═════ Data shown
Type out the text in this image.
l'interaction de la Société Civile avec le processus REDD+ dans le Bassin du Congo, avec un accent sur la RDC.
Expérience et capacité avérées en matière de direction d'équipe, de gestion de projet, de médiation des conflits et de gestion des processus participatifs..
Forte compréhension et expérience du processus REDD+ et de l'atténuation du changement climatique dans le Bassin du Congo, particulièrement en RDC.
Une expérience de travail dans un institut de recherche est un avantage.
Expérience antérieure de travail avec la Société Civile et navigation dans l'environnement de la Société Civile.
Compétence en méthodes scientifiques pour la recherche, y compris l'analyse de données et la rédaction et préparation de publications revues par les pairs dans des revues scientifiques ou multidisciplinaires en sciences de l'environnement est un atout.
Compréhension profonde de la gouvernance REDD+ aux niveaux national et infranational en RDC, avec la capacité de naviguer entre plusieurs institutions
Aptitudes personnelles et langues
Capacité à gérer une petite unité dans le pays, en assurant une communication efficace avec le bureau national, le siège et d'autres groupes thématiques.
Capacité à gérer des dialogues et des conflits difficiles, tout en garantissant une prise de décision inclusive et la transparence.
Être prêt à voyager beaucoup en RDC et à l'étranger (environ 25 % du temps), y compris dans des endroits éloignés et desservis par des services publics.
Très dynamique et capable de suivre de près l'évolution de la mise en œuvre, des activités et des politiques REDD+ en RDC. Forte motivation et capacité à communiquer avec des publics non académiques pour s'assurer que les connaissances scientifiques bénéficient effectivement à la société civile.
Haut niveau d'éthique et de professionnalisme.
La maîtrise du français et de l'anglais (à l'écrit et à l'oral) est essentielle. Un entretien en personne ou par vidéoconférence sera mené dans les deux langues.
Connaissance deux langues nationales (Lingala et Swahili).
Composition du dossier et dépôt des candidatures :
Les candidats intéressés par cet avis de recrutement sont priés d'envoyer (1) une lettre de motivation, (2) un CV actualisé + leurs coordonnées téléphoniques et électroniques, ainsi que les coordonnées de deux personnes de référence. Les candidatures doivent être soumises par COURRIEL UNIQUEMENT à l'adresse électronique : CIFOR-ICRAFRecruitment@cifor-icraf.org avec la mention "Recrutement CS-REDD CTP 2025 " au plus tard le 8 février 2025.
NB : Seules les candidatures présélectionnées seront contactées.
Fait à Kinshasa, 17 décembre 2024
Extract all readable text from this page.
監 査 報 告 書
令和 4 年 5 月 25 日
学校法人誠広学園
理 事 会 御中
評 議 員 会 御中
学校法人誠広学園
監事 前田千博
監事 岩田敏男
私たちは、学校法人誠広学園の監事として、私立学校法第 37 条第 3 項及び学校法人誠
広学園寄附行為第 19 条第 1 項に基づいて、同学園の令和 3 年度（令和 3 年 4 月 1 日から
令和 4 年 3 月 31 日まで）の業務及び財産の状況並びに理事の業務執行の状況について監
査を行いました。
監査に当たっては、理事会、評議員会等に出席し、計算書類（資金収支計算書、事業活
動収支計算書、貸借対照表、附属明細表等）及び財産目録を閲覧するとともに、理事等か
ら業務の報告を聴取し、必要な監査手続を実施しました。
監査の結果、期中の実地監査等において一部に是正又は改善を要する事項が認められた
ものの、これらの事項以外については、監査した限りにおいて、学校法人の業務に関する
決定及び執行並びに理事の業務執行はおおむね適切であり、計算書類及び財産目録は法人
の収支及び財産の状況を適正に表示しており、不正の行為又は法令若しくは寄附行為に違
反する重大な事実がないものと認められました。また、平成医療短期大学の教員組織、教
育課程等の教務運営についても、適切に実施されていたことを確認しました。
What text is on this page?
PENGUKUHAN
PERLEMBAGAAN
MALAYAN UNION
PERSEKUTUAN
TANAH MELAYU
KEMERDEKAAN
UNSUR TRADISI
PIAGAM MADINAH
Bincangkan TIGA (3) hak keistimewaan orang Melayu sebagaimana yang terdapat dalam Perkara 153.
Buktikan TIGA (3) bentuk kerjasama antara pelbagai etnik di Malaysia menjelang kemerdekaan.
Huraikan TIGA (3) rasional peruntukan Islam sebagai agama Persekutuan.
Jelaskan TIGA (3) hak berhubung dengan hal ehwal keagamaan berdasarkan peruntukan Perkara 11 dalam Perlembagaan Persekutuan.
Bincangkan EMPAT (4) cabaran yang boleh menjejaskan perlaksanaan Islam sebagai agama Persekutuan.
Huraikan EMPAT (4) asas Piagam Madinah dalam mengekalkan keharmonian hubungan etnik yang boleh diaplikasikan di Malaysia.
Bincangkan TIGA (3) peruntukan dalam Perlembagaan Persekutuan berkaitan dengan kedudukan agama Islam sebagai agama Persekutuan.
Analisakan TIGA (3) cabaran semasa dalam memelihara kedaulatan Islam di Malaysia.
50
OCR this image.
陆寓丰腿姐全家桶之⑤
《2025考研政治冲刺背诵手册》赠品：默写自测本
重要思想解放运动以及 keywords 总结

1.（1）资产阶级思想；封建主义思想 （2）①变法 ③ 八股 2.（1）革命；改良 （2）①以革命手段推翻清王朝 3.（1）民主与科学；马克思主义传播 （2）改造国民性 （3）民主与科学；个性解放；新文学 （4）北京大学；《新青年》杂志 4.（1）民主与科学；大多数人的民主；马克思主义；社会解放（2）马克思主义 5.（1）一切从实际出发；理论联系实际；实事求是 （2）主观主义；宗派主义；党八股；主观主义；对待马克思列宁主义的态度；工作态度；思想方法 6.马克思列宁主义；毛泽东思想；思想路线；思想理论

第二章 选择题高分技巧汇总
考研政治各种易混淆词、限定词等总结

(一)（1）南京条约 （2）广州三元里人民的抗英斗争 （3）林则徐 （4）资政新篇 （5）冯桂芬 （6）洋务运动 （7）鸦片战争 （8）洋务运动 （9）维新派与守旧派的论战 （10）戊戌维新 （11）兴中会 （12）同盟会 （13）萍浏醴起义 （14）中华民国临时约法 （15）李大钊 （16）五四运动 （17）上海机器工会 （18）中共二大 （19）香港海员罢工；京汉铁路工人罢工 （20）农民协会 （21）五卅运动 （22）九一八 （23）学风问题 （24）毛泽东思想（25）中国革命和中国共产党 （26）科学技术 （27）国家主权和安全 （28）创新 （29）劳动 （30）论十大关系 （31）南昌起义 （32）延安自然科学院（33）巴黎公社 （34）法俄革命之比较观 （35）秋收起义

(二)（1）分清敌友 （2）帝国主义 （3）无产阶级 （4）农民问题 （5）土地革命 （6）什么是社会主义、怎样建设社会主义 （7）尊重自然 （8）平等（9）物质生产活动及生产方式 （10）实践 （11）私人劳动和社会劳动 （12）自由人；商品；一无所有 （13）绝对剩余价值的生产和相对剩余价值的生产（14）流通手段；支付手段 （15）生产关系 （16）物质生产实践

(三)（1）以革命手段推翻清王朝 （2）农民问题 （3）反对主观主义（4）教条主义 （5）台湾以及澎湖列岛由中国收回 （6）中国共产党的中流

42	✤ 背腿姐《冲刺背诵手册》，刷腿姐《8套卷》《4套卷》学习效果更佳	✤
══════════
**What is required:** Please reproduce the entire listing, exactly as shown.

**Correct response:**
Type out the text in this image.
l'interaction de la Société Civile avec le processus REDD+ dans le Bassin du Congo, avec un accent sur la RDC.
Expérience et capacité avérées en matière de direction d'équipe, de gestion de projet, de médiation des conflits et de gestion des processus participatifs..
Forte compréhension et expérience du processus REDD+ et de l'atténuation du changement climatique dans le Bassin du Congo, particulièrement en RDC.
Une expérience de travail dans un institut de recherche est un avantage.
Expérience antérieure de travail avec la Société Civile et navigation dans l'environnement de la Société Civile.
Compétence en méthodes scientifiques pour la recherche, y compris l'analyse de données et la rédaction et préparation de publications revues par les pairs dans des revues scientifiques ou multidisciplinaires en sciences de l'environnement est un atout.
Compréhension profonde de la gouvernance REDD+ aux niveaux national et infranational en RDC, avec la capacité de naviguer entre plusieurs institutions
Aptitudes personnelles et langues
Capacité à gérer une petite unité dans le pays, en assurant une communication efficace avec le bureau national, le siège et d'autres groupes thématiques.
Capacité à gérer des dialogues et des conflits difficiles, tout en garantissant une prise de décision inclusive et la transparence.
Être prêt à voyager beaucoup en RDC et à l'étranger (environ 25 % du temps), y compris dans des endroits éloignés et desservis par des services publics.
Très dynamique et capable de suivre de près l'évolution de la mise en œuvre, des activités et des politiques REDD+ en RDC. Forte motivation et capacité à communiquer avec des publics non académiques pour s'assurer que les connaissances scientifiques bénéficient effectivement à la société civile.
Haut niveau d'éthique et de professionnalisme.
La maîtrise du français et de l'anglais (à l'écrit et à l'oral) est essentielle. Un entretien en personne ou par vidéoconférence sera mené dans les deux langues.
Connaissance deux langues nationales (Lingala et Swahili).
Composition du dossier et dépôt des candidatures :
Les candidats intéressés par cet avis de recrutement sont priés d'envoyer (1) une lettre de motivation, (2) un CV actualisé + leurs coordonnées téléphoniques et électroniques, ainsi que les coordonnées de deux personnes de référence. Les candidatures doivent être soumises par COURRIEL UNIQUEMENT à l'adresse électronique : CIFOR-ICRAFRecruitment@cifor-icraf.org avec la mention "Recrutement CS-REDD CTP 2025 " au plus tard le 8 février 2025.
NB : Seules les candidatures présélectionnées seront contactées.
Fait à Kinshasa, 17 décembre 2024
Extract all readable text from this page.
監 査 報 告 書
令和 4 年 5 月 25 日
学校法人誠広学園
理 事 会 御中
評 議 員 会 御中
学校法人誠広学園
監事 前田千博
監事 岩田敏男
私たちは、学校法人誠広学園の監事として、私立学校法第 37 条第 3 項及び学校法人誠
広学園寄附行為第 19 条第 1 項に基づいて、同学園の令和 3 年度（令和 3 年 4 月 1 日から
令和 4 年 3 月 31 日まで）の業務及び財産の状況並びに理事の業務執行の状況について監
査を行いました。
監査に当たっては、理事会、評議員会等に出席し、計算書類（資金収支計算書、事業活
動収支計算書、貸借対照表、附属明細表等）及び財産目録を閲覧するとともに、理事等か
ら業務の報告を聴取し、必要な監査手続を実施しました。
監査の結果、期中の実地監査等において一部に是正又は改善を要する事項が認められた
ものの、これらの事項以外については、監査した限りにおいて、学校法人の業務に関する
決定及び執行並びに理事の業務執行はおおむね適切であり、計算書類及び財産目録は法人
の収支及び財産の状況を適正に表示しており、不正の行為又は法令若しくは寄附行為に違
反する重大な事実がないものと認められました。また、平成医療短期大学の教員組織、教
育課程等の教務運営についても、適切に実施されていたことを確認しました。
What text is on this page?
PENGUKUHAN
PERLEMBAGAAN
MALAYAN UNION
PERSEKUTUAN
TANAH MELAYU
KEMERDEKAAN
UNSUR TRADISI
PIAGAM MADINAH
Bincangkan TIGA (3) hak keistimewaan orang Melayu sebagaimana yang terdapat dalam Perkara 153.
Buktikan TIGA (3) bentuk kerjasama antara pelbagai etnik di Malaysia menjelang kemerdekaan.
Huraikan TIGA (3) rasional peruntukan Islam sebagai agama Persekutuan.
Jelaskan TIGA (3) hak berhubung dengan hal ehwal keagamaan berdasarkan peruntukan Perkara 11 dalam Perlembagaan Persekutuan.
Bincangkan EMPAT (4) cabaran yang boleh menjejaskan perlaksanaan Islam sebagai agama Persekutuan.
Huraikan EMPAT (4) asas Piagam Madinah dalam mengekalkan keharmonian hubungan etnik yang boleh diaplikasikan di Malaysia.
Bincangkan TIGA (3) peruntukan dalam Perlembagaan Persekutuan berkaitan dengan kedudukan agama Islam sebagai agama Persekutuan.
Analisakan TIGA (3) cabaran semasa dalam memelihara kedaulatan Islam di Malaysia.
50
OCR this image.
陆寓丰腿姐全家桶之⑤
《2025考研政治冲刺背诵手册》赠品：默写自测本
重要思想解放运动以及 keywords 总结

1.（1）资产阶级思想；封建主义思想 （2）①变法 ③ 八股 2.（1）革命；改良 （2）①以革命手段推翻清王朝 3.（1）民主与科学；马克思主义传播 （2）改造国民性 （3）民主与科学；个性解放；新文学 （4）北京大学；《新青年》杂志 4.（1）民主与科学；大多数人的民主；马克思主义；社会解放（2）马克思主义 5.（1）一切从实际出发；理论联系实际；实事求是 （2）主观主义；宗派主义；党八股；主观主义；对待马克思列宁主义的态度；工作态度；思想方法 6.马克思列宁主义；毛泽东思想；思想路线；思想理论

第二章 选择题高分技巧汇总
考研政治各种易混淆词、限定词等总结

(一)（1）南京条约 （2）广州三元里人民的抗英斗争 （3）林则徐 （4）资政新篇 （5）冯桂芬 （6）洋务运动 （7）鸦片战争 （8）洋务运动 （9）维新派与守旧派的论战 （10）戊戌维新 （11）兴中会 （12）同盟会 （13）萍浏醴起义 （14）中华民国临时约法 （15）李大钊 （16）五四运动 （17）上海机器工会 （18）中共二大 （19）香港海员罢工；京汉铁路工人罢工 （20）农民协会 （21）五卅运动 （22）九一八 （23）学风问题 （24）毛泽东思想（25）中国革命和中国共产党 （26）科学技术 （27）国家主权和安全 （28）创新 （29）劳动 （30）论十大关系 （31）南昌起义 （32）延安自然科学院（33）巴黎公社 （34）法俄革命之比较观 （35）秋收起义

(二)（1）分清敌友 （2）帝国主义 （3）无产阶级 （4）农民问题 （5）土地革命 （6）什么是社会主义、怎样建设社会主义 （7）尊重自然 （8）平等（9）物质生产活动及生产方式 （10）实践 （11）私人劳动和社会劳动 （12）自由人；商品；一无所有 （13）绝对剩余价值的生产和相对剩余价值的生产（14）流通手段；支付手段 （15）生产关系 （16）物质生产实践

(三)（1）以革命手段推翻清王朝 （2）农民问题 （3）反对主观主义（4）教条主义 （5）台湾以及澎湖列岛由中国收回 （6）中国共产党的中流

42	✤ 背腿姐《冲刺背诵手册》，刷腿姐《8套卷》《4套卷》学习效果更佳	✤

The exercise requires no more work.